## Your task:
Images should be left out, and everything else in the listing reproduced exactly.

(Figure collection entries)
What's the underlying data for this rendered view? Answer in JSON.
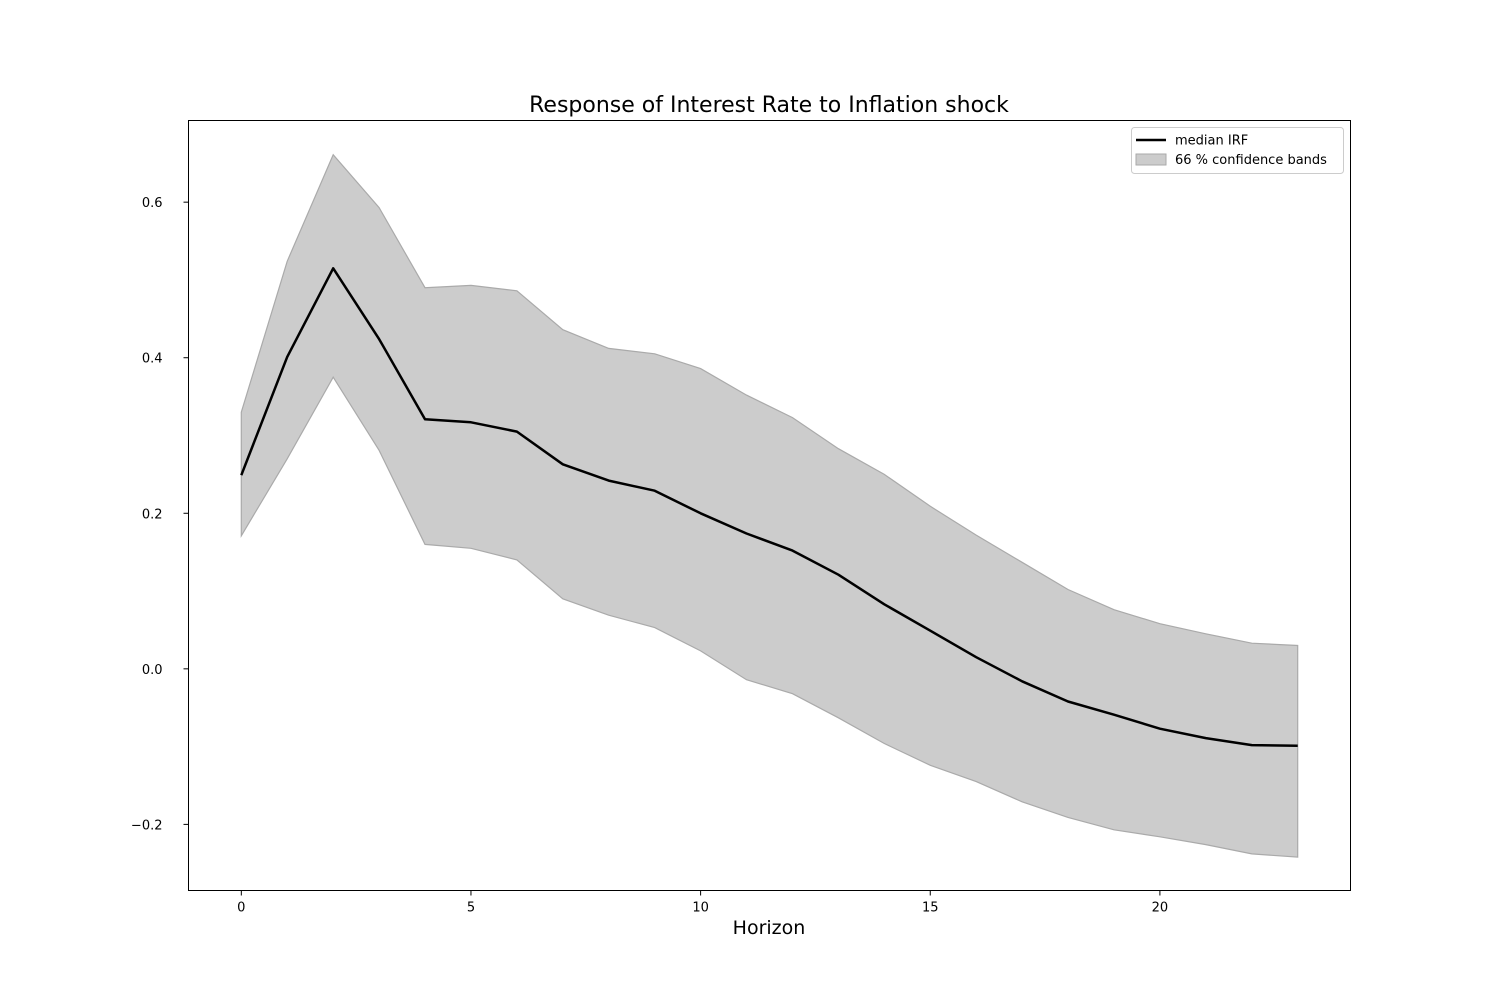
{
  "chart_data": {
    "type": "line",
    "title": "Response of Interest Rate to Inflation shock",
    "xlabel": "Horizon",
    "ylabel": "",
    "xlim": [
      -1.15,
      24.15
    ],
    "ylim": [
      -0.285,
      0.705
    ],
    "x_ticks": [
      0,
      5,
      10,
      15,
      20
    ],
    "y_ticks": [
      -0.2,
      0.0,
      0.2,
      0.4,
      0.6
    ],
    "y_tick_labels": [
      "−0.2",
      "0.0",
      "0.2",
      "0.4",
      "0.6"
    ],
    "grid": false,
    "legend_position": "top-right",
    "x": [
      0,
      1,
      2,
      3,
      4,
      5,
      6,
      7,
      8,
      9,
      10,
      11,
      12,
      13,
      14,
      15,
      16,
      17,
      18,
      19,
      20,
      21,
      22,
      23
    ],
    "series": [
      {
        "name": "median IRF",
        "color": "#000000",
        "values": [
          0.249,
          0.401,
          0.515,
          0.424,
          0.321,
          0.317,
          0.305,
          0.263,
          0.242,
          0.229,
          0.2,
          0.174,
          0.152,
          0.121,
          0.083,
          0.049,
          0.015,
          -0.016,
          -0.042,
          -0.059,
          -0.077,
          -0.089,
          -0.098,
          -0.099
        ]
      }
    ],
    "band": {
      "name": "66 % confidence bands",
      "color": "#cccccc",
      "edge_color": "#aaaaaa",
      "lower": [
        0.171,
        0.27,
        0.375,
        0.281,
        0.16,
        0.155,
        0.14,
        0.09,
        0.069,
        0.053,
        0.023,
        -0.014,
        -0.032,
        -0.063,
        -0.096,
        -0.124,
        -0.145,
        -0.171,
        -0.191,
        -0.207,
        -0.216,
        -0.226,
        -0.238,
        -0.242
      ],
      "upper": [
        0.33,
        0.524,
        0.661,
        0.593,
        0.49,
        0.493,
        0.486,
        0.436,
        0.412,
        0.405,
        0.386,
        0.352,
        0.323,
        0.283,
        0.25,
        0.209,
        0.172,
        0.137,
        0.102,
        0.076,
        0.058,
        0.045,
        0.033,
        0.03
      ]
    }
  }
}
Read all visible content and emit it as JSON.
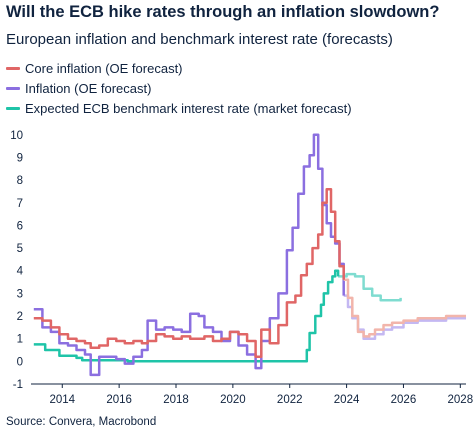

## Worked answer:
What's the underlying data for this rendered view? Answer in JSON.
{
  "chart_data": {
    "type": "line",
    "title": "Response of Interest Rate to Inflation shock",
    "xlabel": "Horizon",
    "ylabel": "",
    "xlim": [
      -1.15,
      24.15
    ],
    "ylim": [
      -0.285,
      0.705
    ],
    "x_ticks": [
      0,
      5,
      10,
      15,
      20
    ],
    "y_ticks": [
      -0.2,
      0.0,
      0.2,
      0.4,
      0.6
    ],
    "y_tick_labels": [
      "−0.2",
      "0.0",
      "0.2",
      "0.4",
      "0.6"
    ],
    "grid": false,
    "legend_position": "top-right",
    "x": [
      0,
      1,
      2,
      3,
      4,
      5,
      6,
      7,
      8,
      9,
      10,
      11,
      12,
      13,
      14,
      15,
      16,
      17,
      18,
      19,
      20,
      21,
      22,
      23
    ],
    "series": [
      {
        "name": "median IRF",
        "color": "#000000",
        "values": [
          0.249,
          0.401,
          0.515,
          0.424,
          0.321,
          0.317,
          0.305,
          0.263,
          0.242,
          0.229,
          0.2,
          0.174,
          0.152,
          0.121,
          0.083,
          0.049,
          0.015,
          -0.016,
          -0.042,
          -0.059,
          -0.077,
          -0.089,
          -0.098,
          -0.099
        ]
      }
    ],
    "band": {
      "name": "66 % confidence bands",
      "color": "#cccccc",
      "edge_color": "#aaaaaa",
      "lower": [
        0.171,
        0.27,
        0.375,
        0.281,
        0.16,
        0.155,
        0.14,
        0.09,
        0.069,
        0.053,
        0.023,
        -0.014,
        -0.032,
        -0.063,
        -0.096,
        -0.124,
        -0.145,
        -0.171,
        -0.191,
        -0.207,
        -0.216,
        -0.226,
        -0.238,
        -0.242
      ],
      "upper": [
        0.33,
        0.524,
        0.661,
        0.593,
        0.49,
        0.493,
        0.486,
        0.436,
        0.412,
        0.405,
        0.386,
        0.352,
        0.323,
        0.283,
        0.25,
        0.209,
        0.172,
        0.137,
        0.102,
        0.076,
        0.058,
        0.045,
        0.033,
        0.03
      ]
    }
  }
}
Read all visible content and emit it as JSON.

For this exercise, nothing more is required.